### The request
In the material below, find all lines with the string "AGRIGENTO" and copy them.

### Supplied data
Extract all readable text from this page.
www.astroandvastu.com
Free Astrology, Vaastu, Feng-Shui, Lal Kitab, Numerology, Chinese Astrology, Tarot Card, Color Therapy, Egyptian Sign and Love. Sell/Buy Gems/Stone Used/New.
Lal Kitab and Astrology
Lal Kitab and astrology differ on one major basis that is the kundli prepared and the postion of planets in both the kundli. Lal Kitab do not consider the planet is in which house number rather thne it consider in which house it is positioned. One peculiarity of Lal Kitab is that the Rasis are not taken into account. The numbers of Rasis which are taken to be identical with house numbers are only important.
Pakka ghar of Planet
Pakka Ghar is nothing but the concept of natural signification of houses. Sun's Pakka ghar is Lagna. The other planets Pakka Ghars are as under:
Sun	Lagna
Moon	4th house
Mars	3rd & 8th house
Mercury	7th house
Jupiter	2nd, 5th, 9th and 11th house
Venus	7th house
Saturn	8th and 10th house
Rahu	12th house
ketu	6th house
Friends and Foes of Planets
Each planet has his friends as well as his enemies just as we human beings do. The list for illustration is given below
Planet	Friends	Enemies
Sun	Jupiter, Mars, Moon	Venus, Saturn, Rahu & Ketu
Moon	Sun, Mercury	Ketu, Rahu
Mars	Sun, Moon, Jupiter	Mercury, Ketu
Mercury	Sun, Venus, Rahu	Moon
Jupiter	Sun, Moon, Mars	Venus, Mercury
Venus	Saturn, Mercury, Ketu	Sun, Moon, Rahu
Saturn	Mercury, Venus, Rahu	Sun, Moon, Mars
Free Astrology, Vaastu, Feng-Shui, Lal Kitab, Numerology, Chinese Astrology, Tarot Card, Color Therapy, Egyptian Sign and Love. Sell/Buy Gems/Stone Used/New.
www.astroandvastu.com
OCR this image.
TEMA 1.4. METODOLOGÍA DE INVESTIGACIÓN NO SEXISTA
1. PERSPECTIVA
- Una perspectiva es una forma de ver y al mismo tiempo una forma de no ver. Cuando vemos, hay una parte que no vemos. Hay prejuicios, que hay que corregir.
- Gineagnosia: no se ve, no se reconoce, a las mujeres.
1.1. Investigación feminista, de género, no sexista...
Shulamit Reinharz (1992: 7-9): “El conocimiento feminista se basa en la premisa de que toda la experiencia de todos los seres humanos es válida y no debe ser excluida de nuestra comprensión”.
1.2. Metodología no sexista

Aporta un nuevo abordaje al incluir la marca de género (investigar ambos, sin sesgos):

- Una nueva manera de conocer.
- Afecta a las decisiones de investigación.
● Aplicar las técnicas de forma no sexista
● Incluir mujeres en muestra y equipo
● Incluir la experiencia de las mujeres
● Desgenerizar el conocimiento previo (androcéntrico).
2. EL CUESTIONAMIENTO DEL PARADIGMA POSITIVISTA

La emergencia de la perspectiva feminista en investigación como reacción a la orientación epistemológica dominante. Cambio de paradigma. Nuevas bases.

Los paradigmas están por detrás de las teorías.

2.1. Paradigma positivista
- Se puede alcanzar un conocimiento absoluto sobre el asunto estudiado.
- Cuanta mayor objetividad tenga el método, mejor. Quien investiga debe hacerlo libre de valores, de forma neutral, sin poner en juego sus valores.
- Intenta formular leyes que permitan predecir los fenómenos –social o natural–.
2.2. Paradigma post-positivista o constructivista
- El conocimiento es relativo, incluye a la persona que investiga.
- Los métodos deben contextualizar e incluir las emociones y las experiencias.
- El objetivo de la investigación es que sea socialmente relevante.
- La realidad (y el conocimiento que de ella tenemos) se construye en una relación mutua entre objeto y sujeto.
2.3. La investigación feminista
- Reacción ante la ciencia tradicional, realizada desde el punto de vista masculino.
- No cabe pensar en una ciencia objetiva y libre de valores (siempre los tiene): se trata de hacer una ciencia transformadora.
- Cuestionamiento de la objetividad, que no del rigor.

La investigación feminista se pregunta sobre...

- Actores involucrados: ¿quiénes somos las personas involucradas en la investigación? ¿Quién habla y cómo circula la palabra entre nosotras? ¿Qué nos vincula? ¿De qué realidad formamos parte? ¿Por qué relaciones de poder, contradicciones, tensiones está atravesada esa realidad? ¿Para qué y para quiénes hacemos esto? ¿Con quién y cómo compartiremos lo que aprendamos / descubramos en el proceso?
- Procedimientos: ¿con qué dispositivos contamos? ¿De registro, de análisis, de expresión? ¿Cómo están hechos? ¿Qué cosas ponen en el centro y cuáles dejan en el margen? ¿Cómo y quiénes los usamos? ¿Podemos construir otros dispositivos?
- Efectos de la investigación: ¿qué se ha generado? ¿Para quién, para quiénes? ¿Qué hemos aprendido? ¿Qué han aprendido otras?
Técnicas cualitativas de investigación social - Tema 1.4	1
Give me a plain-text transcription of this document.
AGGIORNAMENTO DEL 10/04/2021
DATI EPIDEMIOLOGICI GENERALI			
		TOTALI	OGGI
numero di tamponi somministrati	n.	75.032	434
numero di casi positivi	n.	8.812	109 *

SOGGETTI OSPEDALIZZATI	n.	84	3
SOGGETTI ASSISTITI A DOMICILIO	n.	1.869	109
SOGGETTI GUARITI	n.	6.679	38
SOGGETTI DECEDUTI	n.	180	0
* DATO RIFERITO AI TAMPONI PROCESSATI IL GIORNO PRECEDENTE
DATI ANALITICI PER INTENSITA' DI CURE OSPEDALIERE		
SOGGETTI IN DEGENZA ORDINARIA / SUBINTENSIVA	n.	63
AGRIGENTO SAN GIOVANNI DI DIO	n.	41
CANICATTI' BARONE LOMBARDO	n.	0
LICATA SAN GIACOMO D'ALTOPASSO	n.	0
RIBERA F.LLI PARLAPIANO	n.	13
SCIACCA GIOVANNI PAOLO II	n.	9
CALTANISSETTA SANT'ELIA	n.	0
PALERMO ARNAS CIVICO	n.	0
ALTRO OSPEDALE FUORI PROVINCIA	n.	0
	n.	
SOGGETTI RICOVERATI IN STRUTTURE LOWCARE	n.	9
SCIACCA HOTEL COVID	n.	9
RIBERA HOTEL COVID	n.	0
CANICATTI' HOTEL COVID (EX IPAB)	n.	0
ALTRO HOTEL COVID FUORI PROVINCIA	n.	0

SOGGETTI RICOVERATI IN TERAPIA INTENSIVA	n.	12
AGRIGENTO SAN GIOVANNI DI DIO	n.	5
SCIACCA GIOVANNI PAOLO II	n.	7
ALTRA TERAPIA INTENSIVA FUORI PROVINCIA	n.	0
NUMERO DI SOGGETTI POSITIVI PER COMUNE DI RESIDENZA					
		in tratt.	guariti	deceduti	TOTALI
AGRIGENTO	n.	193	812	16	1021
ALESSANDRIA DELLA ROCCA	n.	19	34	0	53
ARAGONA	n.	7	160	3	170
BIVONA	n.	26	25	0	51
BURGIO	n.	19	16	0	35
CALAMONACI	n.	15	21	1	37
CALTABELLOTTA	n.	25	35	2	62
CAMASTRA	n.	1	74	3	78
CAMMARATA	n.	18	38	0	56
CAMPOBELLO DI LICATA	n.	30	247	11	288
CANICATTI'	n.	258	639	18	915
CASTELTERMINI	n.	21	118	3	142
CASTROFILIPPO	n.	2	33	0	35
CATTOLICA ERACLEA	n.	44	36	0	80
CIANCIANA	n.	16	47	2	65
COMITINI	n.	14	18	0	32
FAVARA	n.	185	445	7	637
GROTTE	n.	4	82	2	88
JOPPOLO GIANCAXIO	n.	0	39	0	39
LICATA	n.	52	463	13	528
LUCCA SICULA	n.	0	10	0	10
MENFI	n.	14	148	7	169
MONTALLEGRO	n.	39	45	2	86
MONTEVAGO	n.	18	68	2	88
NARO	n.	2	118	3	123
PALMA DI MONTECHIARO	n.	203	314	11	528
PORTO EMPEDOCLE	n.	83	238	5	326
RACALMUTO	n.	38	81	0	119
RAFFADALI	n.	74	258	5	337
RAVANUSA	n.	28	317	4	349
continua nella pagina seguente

### Solution
AGRIGENTO SAN GIOVANNI DI DIO	n.	41
AGRIGENTO SAN GIOVANNI DI DIO	n.	5
AGRIGENTO	n.	193	812	16	1021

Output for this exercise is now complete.